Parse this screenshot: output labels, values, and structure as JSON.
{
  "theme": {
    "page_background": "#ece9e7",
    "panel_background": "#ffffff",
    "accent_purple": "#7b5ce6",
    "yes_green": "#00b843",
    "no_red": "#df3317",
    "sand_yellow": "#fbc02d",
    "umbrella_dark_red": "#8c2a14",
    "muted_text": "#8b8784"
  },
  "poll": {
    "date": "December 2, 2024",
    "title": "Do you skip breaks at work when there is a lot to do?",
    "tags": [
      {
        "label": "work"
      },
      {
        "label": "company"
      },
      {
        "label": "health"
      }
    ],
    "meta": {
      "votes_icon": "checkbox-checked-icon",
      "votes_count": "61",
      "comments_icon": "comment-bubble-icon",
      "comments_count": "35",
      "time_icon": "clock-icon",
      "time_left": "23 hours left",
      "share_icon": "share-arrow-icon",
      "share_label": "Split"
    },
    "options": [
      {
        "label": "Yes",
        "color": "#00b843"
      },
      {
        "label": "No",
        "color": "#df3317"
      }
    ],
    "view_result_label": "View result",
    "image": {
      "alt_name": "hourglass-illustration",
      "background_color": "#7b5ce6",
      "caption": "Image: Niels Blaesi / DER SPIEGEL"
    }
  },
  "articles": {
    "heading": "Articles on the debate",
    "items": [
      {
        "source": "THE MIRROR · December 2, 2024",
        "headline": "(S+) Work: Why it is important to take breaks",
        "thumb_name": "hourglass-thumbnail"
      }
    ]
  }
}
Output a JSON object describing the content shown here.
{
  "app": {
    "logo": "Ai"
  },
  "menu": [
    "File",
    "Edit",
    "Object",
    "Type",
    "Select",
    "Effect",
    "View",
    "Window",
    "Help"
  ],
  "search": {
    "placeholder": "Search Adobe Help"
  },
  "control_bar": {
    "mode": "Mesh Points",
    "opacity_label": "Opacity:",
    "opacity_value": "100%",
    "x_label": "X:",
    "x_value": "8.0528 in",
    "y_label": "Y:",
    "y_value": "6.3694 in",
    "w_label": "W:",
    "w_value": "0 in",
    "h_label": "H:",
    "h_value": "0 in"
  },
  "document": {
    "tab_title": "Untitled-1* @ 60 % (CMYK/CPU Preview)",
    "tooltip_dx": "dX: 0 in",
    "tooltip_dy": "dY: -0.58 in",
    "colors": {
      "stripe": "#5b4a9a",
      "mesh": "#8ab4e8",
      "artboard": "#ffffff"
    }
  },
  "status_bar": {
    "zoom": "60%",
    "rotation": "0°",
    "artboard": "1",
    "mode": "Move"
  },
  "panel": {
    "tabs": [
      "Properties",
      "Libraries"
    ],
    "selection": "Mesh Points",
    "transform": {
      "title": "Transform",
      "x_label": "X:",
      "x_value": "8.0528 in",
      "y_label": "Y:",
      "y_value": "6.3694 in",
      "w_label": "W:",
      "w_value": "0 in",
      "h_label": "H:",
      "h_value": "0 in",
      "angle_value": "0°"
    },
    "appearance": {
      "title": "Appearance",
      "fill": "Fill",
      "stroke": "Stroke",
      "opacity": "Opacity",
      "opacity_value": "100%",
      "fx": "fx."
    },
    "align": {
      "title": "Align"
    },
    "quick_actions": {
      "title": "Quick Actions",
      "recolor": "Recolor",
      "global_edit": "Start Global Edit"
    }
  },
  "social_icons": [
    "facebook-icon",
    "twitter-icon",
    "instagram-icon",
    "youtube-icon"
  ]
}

(Instructions to follow): Retype every record above exactly as written.

(Response to this exercise):
Parse this screenshot: output labels, values, and structure as JSON.
{
  "theme": {
    "page_background": "#ece9e7",
    "panel_background": "#ffffff",
    "accent_purple": "#7b5ce6",
    "yes_green": "#00b843",
    "no_red": "#df3317",
    "sand_yellow": "#fbc02d",
    "umbrella_dark_red": "#8c2a14",
    "muted_text": "#8b8784"
  },
  "poll": {
    "date": "December 2, 2024",
    "title": "Do you skip breaks at work when there is a lot to do?",
    "tags": [
      {
        "label": "work"
      },
      {
        "label": "company"
      },
      {
        "label": "health"
      }
    ],
    "meta": {
      "votes_icon": "checkbox-checked-icon",
      "votes_count": "61",
      "comments_icon": "comment-bubble-icon",
      "comments_count": "35",
      "time_icon": "clock-icon",
      "time_left": "23 hours left",
      "share_icon": "share-arrow-icon",
      "share_label": "Split"
    },
    "options": [
      {
        "label": "Yes",
        "color": "#00b843"
      },
      {
        "label": "No",
        "color": "#df3317"
      }
    ],
    "view_result_label": "View result",
    "image": {
      "alt_name": "hourglass-illustration",
      "background_color": "#7b5ce6",
      "caption": "Image: Niels Blaesi / DER SPIEGEL"
    }
  },
  "articles": {
    "heading": "Articles on the debate",
    "items": [
      {
        "source": "THE MIRROR · December 2, 2024",
        "headline": "(S+) Work: Why it is important to take breaks",
        "thumb_name": "hourglass-thumbnail"
      }
    ]
  }
}
Output a JSON object describing the content shown here.
{
  "app": {
    "logo": "Ai"
  },
  "menu": [
    "File",
    "Edit",
    "Object",
    "Type",
    "Select",
    "Effect",
    "View",
    "Window",
    "Help"
  ],
  "search": {
    "placeholder": "Search Adobe Help"
  },
  "control_bar": {
    "mode": "Mesh Points",
    "opacity_label": "Opacity:",
    "opacity_value": "100%",
    "x_label": "X:",
    "x_value": "8.0528 in",
    "y_label": "Y:",
    "y_value": "6.3694 in",
    "w_label": "W:",
    "w_value": "0 in",
    "h_label": "H:",
    "h_value": "0 in"
  },
  "document": {
    "tab_title": "Untitled-1* @ 60 % (CMYK/CPU Preview)",
    "tooltip_dx": "dX: 0 in",
    "tooltip_dy": "dY: -0.58 in",
    "colors": {
      "stripe": "#5b4a9a",
      "mesh": "#8ab4e8",
      "artboard": "#ffffff"
    }
  },
  "status_bar": {
    "zoom": "60%",
    "rotation": "0°",
    "artboard": "1",
    "mode": "Move"
  },
  "panel": {
    "tabs": [
      "Properties",
      "Libraries"
    ],
    "selection": "Mesh Points",
    "transform": {
      "title": "Transform",
      "x_label": "X:",
      "x_value": "8.0528 in",
      "y_label": "Y:",
      "y_value": "6.3694 in",
      "w_label": "W:",
      "w_value": "0 in",
      "h_label": "H:",
      "h_value": "0 in",
      "angle_value": "0°"
    },
    "appearance": {
      "title": "Appearance",
      "fill": "Fill",
      "stroke": "Stroke",
      "opacity": "Opacity",
      "opacity_value": "100%",
      "fx": "fx."
    },
    "align": {
      "title": "Align"
    },
    "quick_actions": {
      "title": "Quick Actions",
      "recolor": "Recolor",
      "global_edit": "Start Global Edit"
    }
  },
  "social_icons": [
    "facebook-icon",
    "twitter-icon",
    "instagram-icon",
    "youtube-icon"
  ]
}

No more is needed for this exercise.